** Work to be completed **
Copy the entries word for word, starting at the first one and ending at the line that contains "431, 1982, 769]", with that line included.

** Data to process **
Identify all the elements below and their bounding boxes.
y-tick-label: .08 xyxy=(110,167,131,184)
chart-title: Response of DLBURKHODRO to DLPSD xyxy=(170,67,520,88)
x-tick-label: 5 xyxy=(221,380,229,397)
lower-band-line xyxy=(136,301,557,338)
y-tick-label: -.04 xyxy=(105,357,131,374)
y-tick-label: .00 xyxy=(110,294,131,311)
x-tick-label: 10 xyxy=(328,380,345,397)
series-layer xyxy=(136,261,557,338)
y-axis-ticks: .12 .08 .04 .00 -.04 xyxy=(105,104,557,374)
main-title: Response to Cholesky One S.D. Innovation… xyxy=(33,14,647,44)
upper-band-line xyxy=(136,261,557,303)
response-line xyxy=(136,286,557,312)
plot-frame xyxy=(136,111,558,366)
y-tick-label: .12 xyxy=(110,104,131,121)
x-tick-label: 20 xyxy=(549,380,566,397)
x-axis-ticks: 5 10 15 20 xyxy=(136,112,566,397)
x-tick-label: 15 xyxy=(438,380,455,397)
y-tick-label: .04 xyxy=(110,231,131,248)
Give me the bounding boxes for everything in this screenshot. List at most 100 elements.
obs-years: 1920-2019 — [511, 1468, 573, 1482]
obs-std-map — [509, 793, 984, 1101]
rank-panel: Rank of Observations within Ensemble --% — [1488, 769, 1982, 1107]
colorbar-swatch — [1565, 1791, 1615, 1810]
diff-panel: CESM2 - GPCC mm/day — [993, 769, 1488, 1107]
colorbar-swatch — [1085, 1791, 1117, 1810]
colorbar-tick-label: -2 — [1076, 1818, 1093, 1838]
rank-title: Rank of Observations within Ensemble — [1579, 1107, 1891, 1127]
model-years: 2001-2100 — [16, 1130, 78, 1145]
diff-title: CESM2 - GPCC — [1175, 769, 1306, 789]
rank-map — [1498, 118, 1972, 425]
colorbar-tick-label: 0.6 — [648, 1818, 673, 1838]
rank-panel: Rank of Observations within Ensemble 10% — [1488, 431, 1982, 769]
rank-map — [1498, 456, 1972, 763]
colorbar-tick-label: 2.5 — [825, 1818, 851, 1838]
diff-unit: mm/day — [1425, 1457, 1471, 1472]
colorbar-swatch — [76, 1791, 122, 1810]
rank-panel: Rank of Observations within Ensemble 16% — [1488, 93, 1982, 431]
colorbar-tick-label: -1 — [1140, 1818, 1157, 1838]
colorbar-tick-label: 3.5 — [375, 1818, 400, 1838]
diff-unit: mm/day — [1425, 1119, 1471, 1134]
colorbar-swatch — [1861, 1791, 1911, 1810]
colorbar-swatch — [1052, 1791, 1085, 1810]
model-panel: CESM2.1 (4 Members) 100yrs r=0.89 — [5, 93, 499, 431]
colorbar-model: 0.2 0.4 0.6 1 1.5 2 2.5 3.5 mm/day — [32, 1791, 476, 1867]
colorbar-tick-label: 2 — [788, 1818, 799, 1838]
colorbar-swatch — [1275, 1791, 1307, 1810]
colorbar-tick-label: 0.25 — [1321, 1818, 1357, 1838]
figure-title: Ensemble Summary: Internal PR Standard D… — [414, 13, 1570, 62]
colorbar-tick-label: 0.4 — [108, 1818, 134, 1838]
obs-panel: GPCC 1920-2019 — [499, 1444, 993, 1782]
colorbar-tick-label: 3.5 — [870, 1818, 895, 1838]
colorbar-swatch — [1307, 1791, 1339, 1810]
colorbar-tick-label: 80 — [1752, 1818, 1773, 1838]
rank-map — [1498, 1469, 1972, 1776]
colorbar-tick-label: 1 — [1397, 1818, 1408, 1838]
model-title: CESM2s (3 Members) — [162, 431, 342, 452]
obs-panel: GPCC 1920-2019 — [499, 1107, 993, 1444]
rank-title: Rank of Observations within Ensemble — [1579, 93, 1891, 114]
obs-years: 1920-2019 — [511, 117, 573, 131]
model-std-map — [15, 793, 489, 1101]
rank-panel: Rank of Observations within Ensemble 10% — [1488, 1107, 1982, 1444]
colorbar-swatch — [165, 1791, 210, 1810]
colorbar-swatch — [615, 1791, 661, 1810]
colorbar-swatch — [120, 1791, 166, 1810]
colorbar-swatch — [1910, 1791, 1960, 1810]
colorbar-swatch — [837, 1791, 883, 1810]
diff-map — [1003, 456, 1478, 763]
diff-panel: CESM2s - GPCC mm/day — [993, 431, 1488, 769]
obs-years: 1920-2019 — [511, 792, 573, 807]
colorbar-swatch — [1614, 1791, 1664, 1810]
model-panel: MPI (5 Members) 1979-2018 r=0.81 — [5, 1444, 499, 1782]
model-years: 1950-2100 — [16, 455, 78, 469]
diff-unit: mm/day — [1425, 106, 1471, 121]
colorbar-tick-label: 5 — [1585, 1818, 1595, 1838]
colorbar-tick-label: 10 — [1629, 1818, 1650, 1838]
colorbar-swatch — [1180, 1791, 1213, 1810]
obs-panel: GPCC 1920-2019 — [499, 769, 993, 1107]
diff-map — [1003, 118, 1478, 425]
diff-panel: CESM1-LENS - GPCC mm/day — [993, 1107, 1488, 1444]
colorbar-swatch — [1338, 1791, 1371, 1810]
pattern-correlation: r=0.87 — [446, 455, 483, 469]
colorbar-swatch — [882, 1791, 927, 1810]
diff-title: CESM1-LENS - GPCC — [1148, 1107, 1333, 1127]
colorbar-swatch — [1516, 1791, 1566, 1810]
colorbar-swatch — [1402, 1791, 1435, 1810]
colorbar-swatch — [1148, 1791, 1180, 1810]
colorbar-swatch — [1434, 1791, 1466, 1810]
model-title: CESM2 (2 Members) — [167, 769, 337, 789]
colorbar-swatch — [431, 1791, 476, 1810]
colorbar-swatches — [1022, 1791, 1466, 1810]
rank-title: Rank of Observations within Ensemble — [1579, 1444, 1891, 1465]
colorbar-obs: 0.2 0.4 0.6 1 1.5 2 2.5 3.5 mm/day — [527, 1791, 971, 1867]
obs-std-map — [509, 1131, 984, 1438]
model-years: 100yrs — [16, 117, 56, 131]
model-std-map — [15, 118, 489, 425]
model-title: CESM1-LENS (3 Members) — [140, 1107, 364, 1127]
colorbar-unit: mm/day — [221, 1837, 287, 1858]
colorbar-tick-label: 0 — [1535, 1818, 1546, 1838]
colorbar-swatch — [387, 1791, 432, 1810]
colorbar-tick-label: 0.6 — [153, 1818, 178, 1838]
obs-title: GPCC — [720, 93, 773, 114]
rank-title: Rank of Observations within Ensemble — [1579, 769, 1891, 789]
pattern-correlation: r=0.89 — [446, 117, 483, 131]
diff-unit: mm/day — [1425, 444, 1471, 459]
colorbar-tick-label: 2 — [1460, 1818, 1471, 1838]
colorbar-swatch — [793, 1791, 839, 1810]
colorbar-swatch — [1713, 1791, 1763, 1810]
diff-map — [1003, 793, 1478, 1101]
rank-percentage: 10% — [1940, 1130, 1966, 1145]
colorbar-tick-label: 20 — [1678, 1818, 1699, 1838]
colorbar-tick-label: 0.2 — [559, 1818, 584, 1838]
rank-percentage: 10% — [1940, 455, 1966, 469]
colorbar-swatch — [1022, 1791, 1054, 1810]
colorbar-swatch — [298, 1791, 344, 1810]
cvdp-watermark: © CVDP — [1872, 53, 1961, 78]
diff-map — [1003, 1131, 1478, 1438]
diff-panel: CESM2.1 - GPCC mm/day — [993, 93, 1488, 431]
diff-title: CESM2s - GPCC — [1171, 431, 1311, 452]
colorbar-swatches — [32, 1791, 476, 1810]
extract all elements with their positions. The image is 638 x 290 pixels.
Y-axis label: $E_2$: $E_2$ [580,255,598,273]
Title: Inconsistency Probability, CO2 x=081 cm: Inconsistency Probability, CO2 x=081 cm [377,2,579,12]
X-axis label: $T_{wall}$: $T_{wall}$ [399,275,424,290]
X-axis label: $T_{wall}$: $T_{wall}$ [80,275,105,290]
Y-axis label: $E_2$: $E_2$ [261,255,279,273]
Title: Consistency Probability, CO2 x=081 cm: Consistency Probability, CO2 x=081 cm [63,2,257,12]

** Reply to the task **
Identify all the elements below and their bounding boxes.
y-tick-label: .08 xyxy=(110,167,131,184)
chart-title: Response of DLBURKHODRO to DLPSD xyxy=(170,67,520,88)
x-tick-label: 5 xyxy=(221,380,229,397)
lower-band-line xyxy=(136,301,557,338)
y-tick-label: -.04 xyxy=(105,357,131,374)
y-tick-label: .00 xyxy=(110,294,131,311)
x-tick-label: 10 xyxy=(328,380,345,397)
series-layer xyxy=(136,261,557,338)
y-axis-ticks: .12 .08 .04 .00 -.04 xyxy=(105,104,557,374)
main-title: Response to Cholesky One S.D. Innovation… xyxy=(33,14,647,44)
upper-band-line xyxy=(136,261,557,303)
response-line xyxy=(136,286,557,312)
plot-frame xyxy=(136,111,558,366)
y-tick-label: .12 xyxy=(110,104,131,121)
x-tick-label: 20 xyxy=(549,380,566,397)
x-axis-ticks: 5 10 15 20 xyxy=(136,112,566,397)
x-tick-label: 15 xyxy=(438,380,455,397)
y-tick-label: .04 xyxy=(110,231,131,248)
Give me the bounding boxes for everything in this screenshot. List at most 100 elements.
obs-years: 1920-2019 — [511, 1468, 573, 1482]
obs-std-map — [509, 793, 984, 1101]
rank-panel: Rank of Observations within Ensemble --% — [1488, 769, 1982, 1107]
colorbar-swatch — [1565, 1791, 1615, 1810]
diff-panel: CESM2 - GPCC mm/day — [993, 769, 1488, 1107]
colorbar-swatch — [1085, 1791, 1117, 1810]
colorbar-tick-label: -2 — [1076, 1818, 1093, 1838]
rank-title: Rank of Observations within Ensemble — [1579, 1107, 1891, 1127]
model-years: 2001-2100 — [16, 1130, 78, 1145]
diff-title: CESM2 - GPCC — [1175, 769, 1306, 789]
rank-map — [1498, 118, 1972, 425]
colorbar-tick-label: 0.6 — [648, 1818, 673, 1838]
rank-panel: Rank of Observations within Ensemble 10% — [1488, 431, 1982, 769]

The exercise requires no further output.